[Dataset entries]
⟨

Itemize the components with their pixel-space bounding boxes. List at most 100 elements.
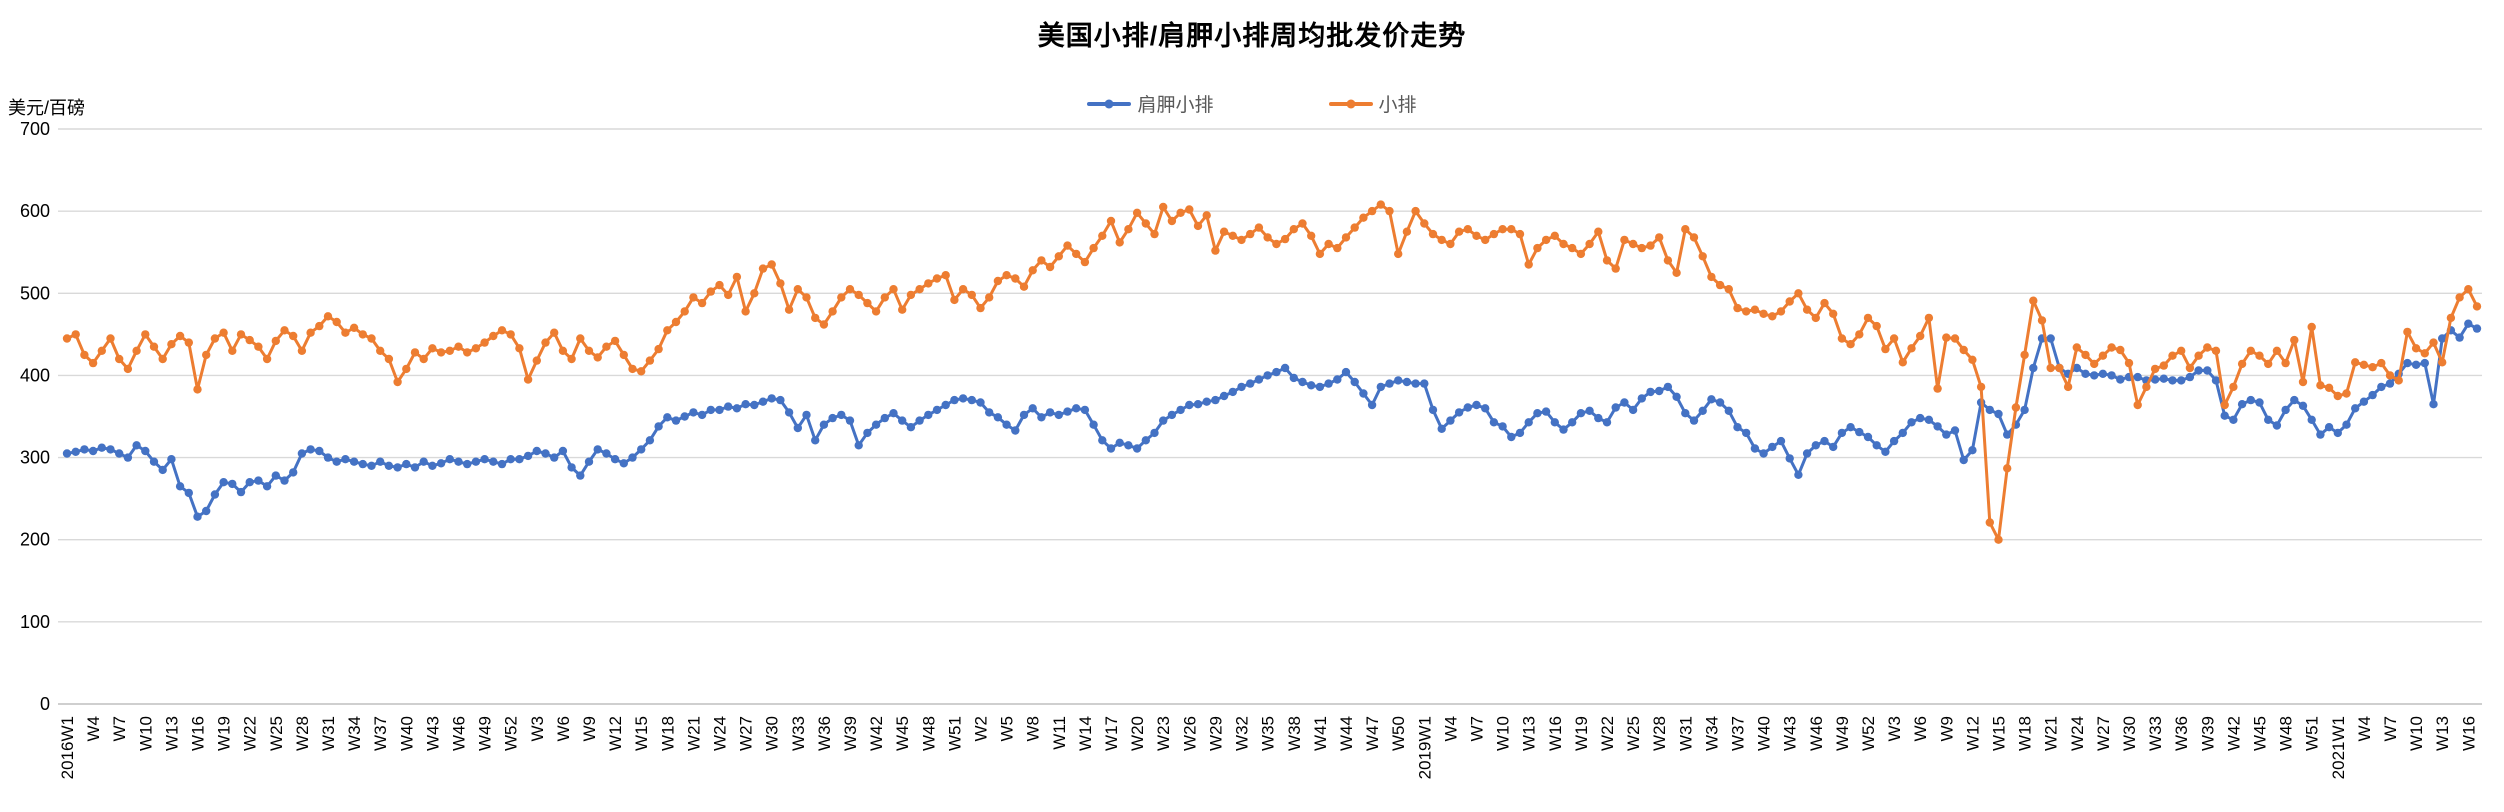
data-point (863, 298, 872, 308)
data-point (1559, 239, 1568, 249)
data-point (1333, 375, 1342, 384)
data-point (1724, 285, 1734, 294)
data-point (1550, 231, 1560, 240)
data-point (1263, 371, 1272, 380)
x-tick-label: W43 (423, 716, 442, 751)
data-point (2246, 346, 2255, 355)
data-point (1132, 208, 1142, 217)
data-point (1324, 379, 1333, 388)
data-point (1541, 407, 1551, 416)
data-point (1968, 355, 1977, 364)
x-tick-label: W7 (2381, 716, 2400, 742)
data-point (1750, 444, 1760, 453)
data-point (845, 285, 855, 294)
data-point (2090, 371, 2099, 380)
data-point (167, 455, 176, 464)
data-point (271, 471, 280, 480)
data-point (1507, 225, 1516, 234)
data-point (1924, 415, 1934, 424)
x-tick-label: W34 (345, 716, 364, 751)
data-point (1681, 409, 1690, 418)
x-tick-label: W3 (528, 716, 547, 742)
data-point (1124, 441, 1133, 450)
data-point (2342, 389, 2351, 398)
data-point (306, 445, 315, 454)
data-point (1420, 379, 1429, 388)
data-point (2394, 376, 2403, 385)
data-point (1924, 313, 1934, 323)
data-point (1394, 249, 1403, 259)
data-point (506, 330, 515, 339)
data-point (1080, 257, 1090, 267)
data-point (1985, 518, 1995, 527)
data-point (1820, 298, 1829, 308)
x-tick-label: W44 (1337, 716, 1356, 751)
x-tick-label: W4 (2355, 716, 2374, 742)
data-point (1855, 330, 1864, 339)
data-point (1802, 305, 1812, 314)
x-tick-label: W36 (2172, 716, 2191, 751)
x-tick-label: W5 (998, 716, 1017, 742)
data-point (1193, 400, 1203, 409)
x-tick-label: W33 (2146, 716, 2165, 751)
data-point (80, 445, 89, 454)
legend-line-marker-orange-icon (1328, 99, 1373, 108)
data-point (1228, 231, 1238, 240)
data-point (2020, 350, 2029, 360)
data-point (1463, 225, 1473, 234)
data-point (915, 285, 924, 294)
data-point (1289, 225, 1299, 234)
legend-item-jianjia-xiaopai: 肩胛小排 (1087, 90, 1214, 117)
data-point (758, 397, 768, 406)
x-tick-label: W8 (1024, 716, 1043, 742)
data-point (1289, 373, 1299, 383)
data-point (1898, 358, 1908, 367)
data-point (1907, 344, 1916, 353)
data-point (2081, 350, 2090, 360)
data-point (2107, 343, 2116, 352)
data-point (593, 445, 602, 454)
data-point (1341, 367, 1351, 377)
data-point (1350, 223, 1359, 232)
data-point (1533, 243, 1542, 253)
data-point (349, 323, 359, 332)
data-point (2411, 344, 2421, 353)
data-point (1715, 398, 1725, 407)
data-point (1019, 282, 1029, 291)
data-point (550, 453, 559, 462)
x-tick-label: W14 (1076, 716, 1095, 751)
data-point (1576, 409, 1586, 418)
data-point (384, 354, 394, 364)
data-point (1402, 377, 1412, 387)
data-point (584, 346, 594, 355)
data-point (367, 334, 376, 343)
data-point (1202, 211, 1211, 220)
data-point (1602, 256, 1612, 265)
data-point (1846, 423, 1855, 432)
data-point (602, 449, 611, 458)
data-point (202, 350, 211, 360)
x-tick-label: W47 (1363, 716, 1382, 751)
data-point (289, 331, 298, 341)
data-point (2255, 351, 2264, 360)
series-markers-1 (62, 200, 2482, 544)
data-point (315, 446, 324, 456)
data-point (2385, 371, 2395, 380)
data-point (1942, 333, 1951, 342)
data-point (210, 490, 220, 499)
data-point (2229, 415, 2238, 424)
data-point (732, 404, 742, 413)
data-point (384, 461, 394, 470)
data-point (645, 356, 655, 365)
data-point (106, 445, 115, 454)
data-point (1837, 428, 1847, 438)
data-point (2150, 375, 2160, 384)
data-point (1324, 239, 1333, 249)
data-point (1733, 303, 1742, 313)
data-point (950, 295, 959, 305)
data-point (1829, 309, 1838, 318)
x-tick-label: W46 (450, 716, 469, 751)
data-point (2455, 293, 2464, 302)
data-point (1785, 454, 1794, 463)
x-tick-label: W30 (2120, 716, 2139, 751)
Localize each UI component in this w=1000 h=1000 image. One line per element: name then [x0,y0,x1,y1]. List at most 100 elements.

⟩
⟨

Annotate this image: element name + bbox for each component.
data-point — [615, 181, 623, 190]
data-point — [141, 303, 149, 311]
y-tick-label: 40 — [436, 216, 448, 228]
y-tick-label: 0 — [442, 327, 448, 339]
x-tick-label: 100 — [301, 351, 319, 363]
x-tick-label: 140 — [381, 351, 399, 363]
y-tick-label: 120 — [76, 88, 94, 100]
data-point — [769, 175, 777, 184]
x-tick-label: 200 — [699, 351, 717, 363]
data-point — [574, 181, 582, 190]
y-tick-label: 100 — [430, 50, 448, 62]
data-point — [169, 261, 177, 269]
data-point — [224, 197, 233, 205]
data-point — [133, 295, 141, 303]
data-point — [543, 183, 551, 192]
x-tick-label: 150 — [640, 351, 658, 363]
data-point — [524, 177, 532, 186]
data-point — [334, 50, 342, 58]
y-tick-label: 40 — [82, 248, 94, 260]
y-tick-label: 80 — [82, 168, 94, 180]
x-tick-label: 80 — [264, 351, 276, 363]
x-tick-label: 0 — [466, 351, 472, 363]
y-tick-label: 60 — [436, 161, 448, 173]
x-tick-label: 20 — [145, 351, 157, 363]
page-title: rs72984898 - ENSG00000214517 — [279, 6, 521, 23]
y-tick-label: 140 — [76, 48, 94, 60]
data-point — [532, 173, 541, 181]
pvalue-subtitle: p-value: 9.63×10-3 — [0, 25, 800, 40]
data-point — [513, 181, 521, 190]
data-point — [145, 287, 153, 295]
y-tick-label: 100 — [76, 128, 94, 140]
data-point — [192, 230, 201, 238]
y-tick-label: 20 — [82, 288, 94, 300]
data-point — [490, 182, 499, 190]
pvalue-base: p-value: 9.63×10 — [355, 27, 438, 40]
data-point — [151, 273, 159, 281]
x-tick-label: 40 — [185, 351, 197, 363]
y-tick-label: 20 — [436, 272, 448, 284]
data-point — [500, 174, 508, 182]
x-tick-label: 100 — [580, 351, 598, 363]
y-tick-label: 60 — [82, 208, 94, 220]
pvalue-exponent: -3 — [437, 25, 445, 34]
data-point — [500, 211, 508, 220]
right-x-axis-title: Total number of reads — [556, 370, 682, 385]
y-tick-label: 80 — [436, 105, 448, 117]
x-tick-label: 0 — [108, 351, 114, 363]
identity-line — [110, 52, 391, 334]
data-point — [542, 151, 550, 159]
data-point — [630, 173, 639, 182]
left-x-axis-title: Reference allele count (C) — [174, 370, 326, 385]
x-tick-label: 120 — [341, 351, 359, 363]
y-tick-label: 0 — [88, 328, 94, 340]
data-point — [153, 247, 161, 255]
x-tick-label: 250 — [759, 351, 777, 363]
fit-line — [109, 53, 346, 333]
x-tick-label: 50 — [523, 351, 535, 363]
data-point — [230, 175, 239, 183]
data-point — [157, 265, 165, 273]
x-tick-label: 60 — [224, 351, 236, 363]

⟩
⟨

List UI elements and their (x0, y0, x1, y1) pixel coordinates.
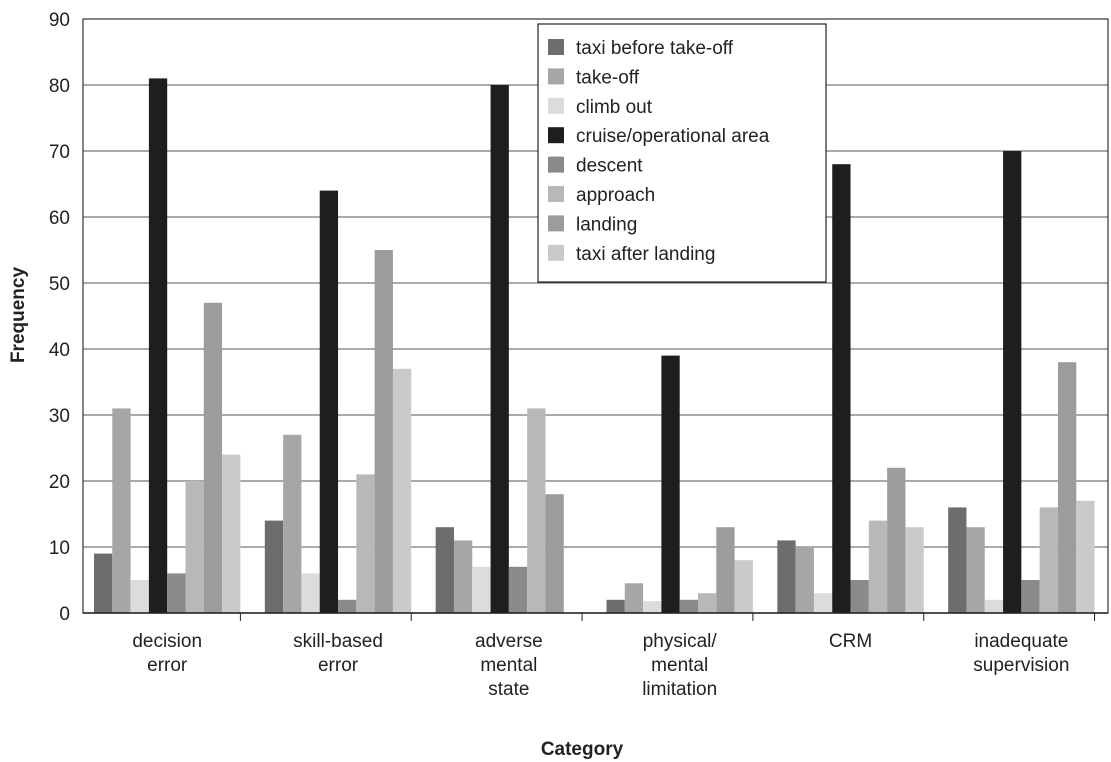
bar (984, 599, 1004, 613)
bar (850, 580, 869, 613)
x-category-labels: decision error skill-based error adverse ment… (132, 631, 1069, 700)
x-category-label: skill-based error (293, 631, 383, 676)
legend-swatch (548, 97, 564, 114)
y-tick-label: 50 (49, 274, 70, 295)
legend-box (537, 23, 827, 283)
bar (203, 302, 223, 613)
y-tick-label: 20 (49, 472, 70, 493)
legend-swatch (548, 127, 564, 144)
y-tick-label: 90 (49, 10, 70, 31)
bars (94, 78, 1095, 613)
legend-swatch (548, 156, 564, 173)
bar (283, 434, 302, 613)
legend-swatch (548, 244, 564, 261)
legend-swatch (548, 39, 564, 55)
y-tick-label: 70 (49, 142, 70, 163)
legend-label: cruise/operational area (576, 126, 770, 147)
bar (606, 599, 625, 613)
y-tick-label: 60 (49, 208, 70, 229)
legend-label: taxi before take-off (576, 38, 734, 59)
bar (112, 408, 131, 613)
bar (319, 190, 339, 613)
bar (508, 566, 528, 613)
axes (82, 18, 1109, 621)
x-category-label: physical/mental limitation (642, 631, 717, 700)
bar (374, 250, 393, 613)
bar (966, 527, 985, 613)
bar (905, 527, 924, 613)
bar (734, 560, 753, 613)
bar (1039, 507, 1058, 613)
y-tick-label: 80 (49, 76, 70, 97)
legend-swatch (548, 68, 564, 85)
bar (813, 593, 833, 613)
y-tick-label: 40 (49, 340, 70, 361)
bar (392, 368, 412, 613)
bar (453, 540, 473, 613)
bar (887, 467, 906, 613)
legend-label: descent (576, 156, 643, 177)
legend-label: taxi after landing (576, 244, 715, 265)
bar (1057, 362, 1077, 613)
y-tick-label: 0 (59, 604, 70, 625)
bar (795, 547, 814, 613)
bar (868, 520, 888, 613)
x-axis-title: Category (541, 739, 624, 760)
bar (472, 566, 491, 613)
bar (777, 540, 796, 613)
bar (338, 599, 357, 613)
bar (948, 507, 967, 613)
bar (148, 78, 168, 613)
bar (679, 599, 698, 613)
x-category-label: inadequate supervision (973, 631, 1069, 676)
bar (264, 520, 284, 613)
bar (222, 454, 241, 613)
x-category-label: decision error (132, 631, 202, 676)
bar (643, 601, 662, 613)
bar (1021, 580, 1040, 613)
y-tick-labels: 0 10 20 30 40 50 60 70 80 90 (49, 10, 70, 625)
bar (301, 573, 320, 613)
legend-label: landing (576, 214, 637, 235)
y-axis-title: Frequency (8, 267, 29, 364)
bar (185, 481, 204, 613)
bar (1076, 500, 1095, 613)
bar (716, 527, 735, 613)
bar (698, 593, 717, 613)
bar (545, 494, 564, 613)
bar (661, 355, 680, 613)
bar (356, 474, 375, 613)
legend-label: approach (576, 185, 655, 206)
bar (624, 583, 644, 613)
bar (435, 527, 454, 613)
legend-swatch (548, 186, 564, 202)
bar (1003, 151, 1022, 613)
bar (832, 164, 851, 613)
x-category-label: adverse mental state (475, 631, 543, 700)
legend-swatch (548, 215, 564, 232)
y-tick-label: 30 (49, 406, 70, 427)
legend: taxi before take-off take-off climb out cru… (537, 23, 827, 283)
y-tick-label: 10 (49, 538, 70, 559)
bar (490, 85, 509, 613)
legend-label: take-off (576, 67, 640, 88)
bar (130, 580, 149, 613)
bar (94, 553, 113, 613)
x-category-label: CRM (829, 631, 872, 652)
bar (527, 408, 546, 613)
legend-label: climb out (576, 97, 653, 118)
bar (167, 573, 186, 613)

⟩

DIRECTIONS FOR THIS TASK -> Reproduce without alteration the part of the items that opens with the line containing "Annotate this image: element" and closes with the line containing "x-tick-label: 80 — [264, 351, 276, 363]", including both of those lines.

COMPLETE ANSWER ->
Annotate this image: element name + bbox for each component.
data-point — [615, 181, 623, 190]
data-point — [141, 303, 149, 311]
y-tick-label: 40 — [436, 216, 448, 228]
y-tick-label: 0 — [442, 327, 448, 339]
x-tick-label: 100 — [301, 351, 319, 363]
x-tick-label: 140 — [381, 351, 399, 363]
y-tick-label: 120 — [76, 88, 94, 100]
data-point — [769, 175, 777, 184]
x-tick-label: 200 — [699, 351, 717, 363]
data-point — [574, 181, 582, 190]
y-tick-label: 100 — [430, 50, 448, 62]
data-point — [169, 261, 177, 269]
data-point — [224, 197, 233, 205]
data-point — [133, 295, 141, 303]
data-point — [543, 183, 551, 192]
x-tick-label: 150 — [640, 351, 658, 363]
data-point — [524, 177, 532, 186]
data-point — [334, 50, 342, 58]
y-tick-label: 40 — [82, 248, 94, 260]
y-tick-label: 80 — [82, 168, 94, 180]
x-tick-label: 80 — [264, 351, 276, 363]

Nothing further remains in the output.